◆ Instruction:
Transcribe each record below word for word.

· · · · ·

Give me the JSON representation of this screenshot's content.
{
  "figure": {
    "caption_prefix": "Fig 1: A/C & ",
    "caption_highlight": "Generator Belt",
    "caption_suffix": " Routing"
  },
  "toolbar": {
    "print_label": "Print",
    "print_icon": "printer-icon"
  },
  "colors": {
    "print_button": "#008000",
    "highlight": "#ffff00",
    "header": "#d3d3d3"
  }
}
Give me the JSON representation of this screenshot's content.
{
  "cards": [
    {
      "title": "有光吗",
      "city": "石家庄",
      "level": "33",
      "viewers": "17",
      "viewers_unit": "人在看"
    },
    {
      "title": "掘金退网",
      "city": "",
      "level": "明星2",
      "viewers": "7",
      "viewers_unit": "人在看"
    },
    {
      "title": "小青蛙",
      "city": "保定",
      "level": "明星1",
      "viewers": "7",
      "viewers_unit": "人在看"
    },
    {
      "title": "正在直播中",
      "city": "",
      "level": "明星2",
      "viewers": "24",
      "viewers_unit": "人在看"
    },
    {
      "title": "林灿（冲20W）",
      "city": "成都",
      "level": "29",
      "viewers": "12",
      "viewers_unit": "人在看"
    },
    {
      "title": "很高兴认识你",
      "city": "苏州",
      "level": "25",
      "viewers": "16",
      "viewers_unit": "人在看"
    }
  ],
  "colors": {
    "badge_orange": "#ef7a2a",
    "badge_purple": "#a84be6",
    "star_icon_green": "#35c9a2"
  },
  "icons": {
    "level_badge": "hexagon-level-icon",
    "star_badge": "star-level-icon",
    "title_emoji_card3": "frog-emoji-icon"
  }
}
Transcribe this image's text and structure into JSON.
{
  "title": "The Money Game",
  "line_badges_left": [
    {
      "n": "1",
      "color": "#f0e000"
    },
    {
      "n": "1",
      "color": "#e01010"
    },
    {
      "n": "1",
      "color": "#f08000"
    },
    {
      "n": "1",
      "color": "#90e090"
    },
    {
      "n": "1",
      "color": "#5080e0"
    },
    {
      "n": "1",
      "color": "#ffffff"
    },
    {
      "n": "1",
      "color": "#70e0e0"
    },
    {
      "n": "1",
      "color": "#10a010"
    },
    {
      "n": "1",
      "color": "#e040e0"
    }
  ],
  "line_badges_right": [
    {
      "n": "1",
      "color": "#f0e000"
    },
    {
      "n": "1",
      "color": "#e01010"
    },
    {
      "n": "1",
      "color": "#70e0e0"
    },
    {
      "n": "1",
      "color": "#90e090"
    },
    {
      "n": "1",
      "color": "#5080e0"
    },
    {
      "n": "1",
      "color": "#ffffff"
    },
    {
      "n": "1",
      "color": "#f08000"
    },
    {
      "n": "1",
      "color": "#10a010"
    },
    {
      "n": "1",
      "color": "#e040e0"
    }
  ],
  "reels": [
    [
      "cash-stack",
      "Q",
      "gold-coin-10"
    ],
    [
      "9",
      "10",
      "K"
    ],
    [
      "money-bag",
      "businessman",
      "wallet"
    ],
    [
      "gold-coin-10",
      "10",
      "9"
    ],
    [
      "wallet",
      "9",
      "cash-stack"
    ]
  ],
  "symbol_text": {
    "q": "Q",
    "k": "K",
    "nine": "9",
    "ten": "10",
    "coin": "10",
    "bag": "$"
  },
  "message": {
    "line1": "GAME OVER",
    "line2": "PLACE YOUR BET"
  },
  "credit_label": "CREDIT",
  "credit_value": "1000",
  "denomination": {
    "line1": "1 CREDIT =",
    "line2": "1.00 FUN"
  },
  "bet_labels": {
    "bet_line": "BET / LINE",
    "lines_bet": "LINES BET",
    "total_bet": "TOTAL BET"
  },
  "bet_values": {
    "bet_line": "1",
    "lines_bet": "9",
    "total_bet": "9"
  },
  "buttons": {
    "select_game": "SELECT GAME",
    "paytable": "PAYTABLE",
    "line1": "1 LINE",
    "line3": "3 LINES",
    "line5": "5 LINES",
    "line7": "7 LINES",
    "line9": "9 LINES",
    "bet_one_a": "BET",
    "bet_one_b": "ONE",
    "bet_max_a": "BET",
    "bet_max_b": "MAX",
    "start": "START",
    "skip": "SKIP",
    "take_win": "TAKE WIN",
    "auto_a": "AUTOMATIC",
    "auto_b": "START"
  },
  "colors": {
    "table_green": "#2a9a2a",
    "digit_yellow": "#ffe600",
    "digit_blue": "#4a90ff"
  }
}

· · · · ·

◆ Output for this exercise:
Give me the JSON representation of this screenshot's content.
{
  "figure": {
    "caption_prefix": "Fig 1: A/C & ",
    "caption_highlight": "Generator Belt",
    "caption_suffix": " Routing"
  },
  "toolbar": {
    "print_label": "Print",
    "print_icon": "printer-icon"
  },
  "colors": {
    "print_button": "#008000",
    "highlight": "#ffff00",
    "header": "#d3d3d3"
  }
}
Give me the JSON representation of this screenshot's content.
{
  "cards": [
    {
      "title": "有光吗",
      "city": "石家庄",
      "level": "33",
      "viewers": "17",
      "viewers_unit": "人在看"
    },
    {
      "title": "掘金退网",
      "city": "",
      "level": "明星2",
      "viewers": "7",
      "viewers_unit": "人在看"
    },
    {
      "title": "小青蛙",
      "city": "保定",
      "level": "明星1",
      "viewers": "7",
      "viewers_unit": "人在看"
    },
    {
      "title": "正在直播中",
      "city": "",
      "level": "明星2",
      "viewers": "24",
      "viewers_unit": "人在看"
    },
    {
      "title": "林灿（冲20W）",
      "city": "成都",
      "level": "29",
      "viewers": "12",
      "viewers_unit": "人在看"
    },
    {
      "title": "很高兴认识你",
      "city": "苏州",
      "level": "25",
      "viewers": "16",
      "viewers_unit": "人在看"
    }
  ],
  "colors": {
    "badge_orange": "#ef7a2a",
    "badge_purple": "#a84be6",
    "star_icon_green": "#35c9a2"
  },
  "icons": {
    "level_badge": "hexagon-level-icon",
    "star_badge": "star-level-icon",
    "title_emoji_card3": "frog-emoji-icon"
  }
}
Transcribe this image's text and structure into JSON.
{
  "title": "The Money Game",
  "line_badges_left": [
    {
      "n": "1",
      "color": "#f0e000"
    },
    {
      "n": "1",
      "color": "#e01010"
    },
    {
      "n": "1",
      "color": "#f08000"
    },
    {
      "n": "1",
      "color": "#90e090"
    },
    {
      "n": "1",
      "color": "#5080e0"
    },
    {
      "n": "1",
      "color": "#ffffff"
    },
    {
      "n": "1",
      "color": "#70e0e0"
    },
    {
      "n": "1",
      "color": "#10a010"
    },
    {
      "n": "1",
      "color": "#e040e0"
    }
  ],
  "line_badges_right": [
    {
      "n": "1",
      "color": "#f0e000"
    },
    {
      "n": "1",
      "color": "#e01010"
    },
    {
      "n": "1",
      "color": "#70e0e0"
    },
    {
      "n": "1",
      "color": "#90e090"
    },
    {
      "n": "1",
      "color": "#5080e0"
    },
    {
      "n": "1",
      "color": "#ffffff"
    },
    {
      "n": "1",
      "color": "#f08000"
    },
    {
      "n": "1",
      "color": "#10a010"
    },
    {
      "n": "1",
      "color": "#e040e0"
    }
  ],
  "reels": [
    [
      "cash-stack",
      "Q",
      "gold-coin-10"
    ],
    [
      "9",
      "10",
      "K"
    ],
    [
      "money-bag",
      "businessman",
      "wallet"
    ],
    [
      "gold-coin-10",
      "10",
      "9"
    ],
    [
      "wallet",
      "9",
      "cash-stack"
    ]
  ],
  "symbol_text": {
    "q": "Q",
    "k": "K",
    "nine": "9",
    "ten": "10",
    "coin": "10",
    "bag": "$"
  },
  "message": {
    "line1": "GAME OVER",
    "line2": "PLACE YOUR BET"
  },
  "credit_label": "CREDIT",
  "credit_value": "1000",
  "denomination": {
    "line1": "1 CREDIT =",
    "line2": "1.00 FUN"
  },
  "bet_labels": {
    "bet_line": "BET / LINE",
    "lines_bet": "LINES BET",
    "total_bet": "TOTAL BET"
  },
  "bet_values": {
    "bet_line": "1",
    "lines_bet": "9",
    "total_bet": "9"
  },
  "buttons": {
    "select_game": "SELECT GAME",
    "paytable": "PAYTABLE",
    "line1": "1 LINE",
    "line3": "3 LINES",
    "line5": "5 LINES",
    "line7": "7 LINES",
    "line9": "9 LINES",
    "bet_one_a": "BET",
    "bet_one_b": "ONE",
    "bet_max_a": "BET",
    "bet_max_b": "MAX",
    "start": "START",
    "skip": "SKIP",
    "take_win": "TAKE WIN",
    "auto_a": "AUTOMATIC",
    "auto_b": "START"
  },
  "colors": {
    "table_green": "#2a9a2a",
    "digit_yellow": "#ffe600",
    "digit_blue": "#4a90ff"
  }
}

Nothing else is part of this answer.